Page excerpt
_ _ _

Integrated Transcriptomic and Metabolomic Analysis Reveals the Antibacterial Mechanisms of the Novel Peptide FxCy2 Against Helicobacter pylori

Antibiotic resistance and gut microbiota dysbiosis have become major challenges to Helicobacter pylori eradication therapy. This growing threat has prompted an urgent search for alternative antimicrobial strategies. Among them, antimicrobial peptides (AMPs) represent a promising class of bioactive molecules with multifaceted mechanisms that minimize the side effects of antibiotics. In the previous study, we obtained a novel AMP, FxCy2, from the fermentation product of Lactobacillus paracasei, which exhibited strong inhibitory activity against Helicobacter pylori. This study further investigates the underlying anti-Helicobacter pylori mechanisms by combining transcriptomics and metabolomics. FxCy2 treatment disrupted membrane integrity, increased permeability, and induced leakage of intracellular nucleic acids, proteins, and Mg2+, indicating severe membrane damage. Additionally, multi-omics analyses revealed that FxCy2 primarily disrupted key biological processes, including oxidative phosphorylation, amino acid metabolism, and nucleotide biosynthesis. These disturbances impaired energy metabolism and disrupted membrane formation. Furthermore, FxCy2 suppressed virulence by targeting secretion and adhesion systems, and molecular docking suggested stable hydrogen-bond interactions with the virulence-associated proteins CagA and UreB, potentially disrupting their functions. Overall, these findings provide novel insights into the anti-Helicobacter pylori mechanisms of FxCy2 and support its potential as a sustainable, non-antibiotic therapeutic strategy for Helicobacter pylori-associated infections.

_ _ _

Records
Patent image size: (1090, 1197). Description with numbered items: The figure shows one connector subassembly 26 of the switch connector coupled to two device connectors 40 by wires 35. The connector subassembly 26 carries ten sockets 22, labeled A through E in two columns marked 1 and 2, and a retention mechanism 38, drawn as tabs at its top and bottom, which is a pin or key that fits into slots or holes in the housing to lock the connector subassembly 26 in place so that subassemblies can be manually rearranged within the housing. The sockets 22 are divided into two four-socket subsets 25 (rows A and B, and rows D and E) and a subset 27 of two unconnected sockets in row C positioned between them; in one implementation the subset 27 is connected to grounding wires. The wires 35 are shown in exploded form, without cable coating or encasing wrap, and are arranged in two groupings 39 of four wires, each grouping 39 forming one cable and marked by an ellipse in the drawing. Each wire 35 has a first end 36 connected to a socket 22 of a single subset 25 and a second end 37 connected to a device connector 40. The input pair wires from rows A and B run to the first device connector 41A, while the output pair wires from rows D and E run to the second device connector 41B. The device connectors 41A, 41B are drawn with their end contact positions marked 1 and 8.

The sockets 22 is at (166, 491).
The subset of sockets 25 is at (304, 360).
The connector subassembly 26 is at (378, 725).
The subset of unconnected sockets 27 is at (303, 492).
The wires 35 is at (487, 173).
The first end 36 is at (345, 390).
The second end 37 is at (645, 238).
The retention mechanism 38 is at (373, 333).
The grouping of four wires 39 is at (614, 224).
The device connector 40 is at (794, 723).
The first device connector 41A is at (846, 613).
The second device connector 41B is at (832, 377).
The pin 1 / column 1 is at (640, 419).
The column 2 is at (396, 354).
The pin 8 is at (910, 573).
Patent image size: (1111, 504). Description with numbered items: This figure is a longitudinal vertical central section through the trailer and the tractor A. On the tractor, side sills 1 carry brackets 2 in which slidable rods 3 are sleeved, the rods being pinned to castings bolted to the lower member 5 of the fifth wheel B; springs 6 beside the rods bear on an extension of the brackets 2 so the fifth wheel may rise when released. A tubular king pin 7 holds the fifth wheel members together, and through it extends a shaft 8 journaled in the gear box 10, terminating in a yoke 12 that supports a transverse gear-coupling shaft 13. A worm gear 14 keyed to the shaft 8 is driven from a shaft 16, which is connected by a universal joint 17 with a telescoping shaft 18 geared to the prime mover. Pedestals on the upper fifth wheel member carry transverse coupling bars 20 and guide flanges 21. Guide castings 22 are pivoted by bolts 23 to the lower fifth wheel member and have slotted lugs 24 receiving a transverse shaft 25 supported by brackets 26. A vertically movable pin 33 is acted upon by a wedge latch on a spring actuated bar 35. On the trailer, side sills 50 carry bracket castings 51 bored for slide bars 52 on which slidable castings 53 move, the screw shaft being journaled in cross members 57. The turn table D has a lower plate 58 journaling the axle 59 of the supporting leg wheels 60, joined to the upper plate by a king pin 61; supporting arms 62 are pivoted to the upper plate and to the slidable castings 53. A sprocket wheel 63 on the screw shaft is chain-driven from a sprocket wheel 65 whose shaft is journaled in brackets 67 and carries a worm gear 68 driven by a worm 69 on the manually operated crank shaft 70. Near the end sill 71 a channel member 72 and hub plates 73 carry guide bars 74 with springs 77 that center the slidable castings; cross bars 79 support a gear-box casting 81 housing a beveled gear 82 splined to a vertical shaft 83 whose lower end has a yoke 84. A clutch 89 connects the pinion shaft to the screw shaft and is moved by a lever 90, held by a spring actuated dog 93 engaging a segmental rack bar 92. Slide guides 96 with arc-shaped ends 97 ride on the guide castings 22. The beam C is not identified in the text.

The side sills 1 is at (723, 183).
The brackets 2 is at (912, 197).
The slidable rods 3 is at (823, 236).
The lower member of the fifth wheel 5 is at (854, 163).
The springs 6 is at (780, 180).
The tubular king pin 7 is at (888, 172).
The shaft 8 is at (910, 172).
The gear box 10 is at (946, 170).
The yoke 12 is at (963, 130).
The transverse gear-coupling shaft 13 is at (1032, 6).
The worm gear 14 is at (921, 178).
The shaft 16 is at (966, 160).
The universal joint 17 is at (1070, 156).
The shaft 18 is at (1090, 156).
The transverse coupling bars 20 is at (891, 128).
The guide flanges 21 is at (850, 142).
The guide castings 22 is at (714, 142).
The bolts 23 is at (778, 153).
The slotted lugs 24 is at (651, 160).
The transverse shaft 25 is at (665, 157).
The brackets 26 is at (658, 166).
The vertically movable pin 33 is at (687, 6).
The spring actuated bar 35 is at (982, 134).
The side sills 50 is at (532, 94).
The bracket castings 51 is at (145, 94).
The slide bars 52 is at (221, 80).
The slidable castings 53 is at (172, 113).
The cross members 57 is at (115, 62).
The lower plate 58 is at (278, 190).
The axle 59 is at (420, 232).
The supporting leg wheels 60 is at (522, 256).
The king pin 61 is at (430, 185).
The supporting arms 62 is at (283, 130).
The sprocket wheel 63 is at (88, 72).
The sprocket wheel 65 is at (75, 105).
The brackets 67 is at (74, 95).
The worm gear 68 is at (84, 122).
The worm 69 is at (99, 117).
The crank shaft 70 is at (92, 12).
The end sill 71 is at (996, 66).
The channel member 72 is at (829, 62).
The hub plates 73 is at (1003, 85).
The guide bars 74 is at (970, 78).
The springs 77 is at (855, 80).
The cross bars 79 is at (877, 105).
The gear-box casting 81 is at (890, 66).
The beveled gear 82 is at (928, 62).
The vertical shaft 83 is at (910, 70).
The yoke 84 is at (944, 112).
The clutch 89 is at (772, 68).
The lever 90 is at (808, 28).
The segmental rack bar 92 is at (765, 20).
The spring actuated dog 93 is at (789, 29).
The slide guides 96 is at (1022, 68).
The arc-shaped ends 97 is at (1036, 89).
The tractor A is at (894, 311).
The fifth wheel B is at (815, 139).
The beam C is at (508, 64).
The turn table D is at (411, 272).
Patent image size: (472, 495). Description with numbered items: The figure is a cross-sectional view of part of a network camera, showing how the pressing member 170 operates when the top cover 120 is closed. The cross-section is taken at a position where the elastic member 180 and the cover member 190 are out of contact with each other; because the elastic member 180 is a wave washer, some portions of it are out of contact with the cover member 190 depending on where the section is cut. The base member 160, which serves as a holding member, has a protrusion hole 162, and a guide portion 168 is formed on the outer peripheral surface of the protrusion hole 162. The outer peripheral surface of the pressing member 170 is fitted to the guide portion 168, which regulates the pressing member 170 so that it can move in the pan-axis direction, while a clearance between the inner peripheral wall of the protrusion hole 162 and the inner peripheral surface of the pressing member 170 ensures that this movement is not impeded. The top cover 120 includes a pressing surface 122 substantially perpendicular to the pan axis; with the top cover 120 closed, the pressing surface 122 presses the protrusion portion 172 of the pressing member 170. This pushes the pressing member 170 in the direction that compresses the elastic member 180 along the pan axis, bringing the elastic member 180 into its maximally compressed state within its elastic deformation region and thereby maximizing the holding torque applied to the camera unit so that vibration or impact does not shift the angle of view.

_ _ _

What you have to do
According to the FxCy2 abstract, which two virulence-associated proteins did molecular docking suggest FxCy2 forms stable hydrogen-bond interactions with?

Your response
CagA and UreB.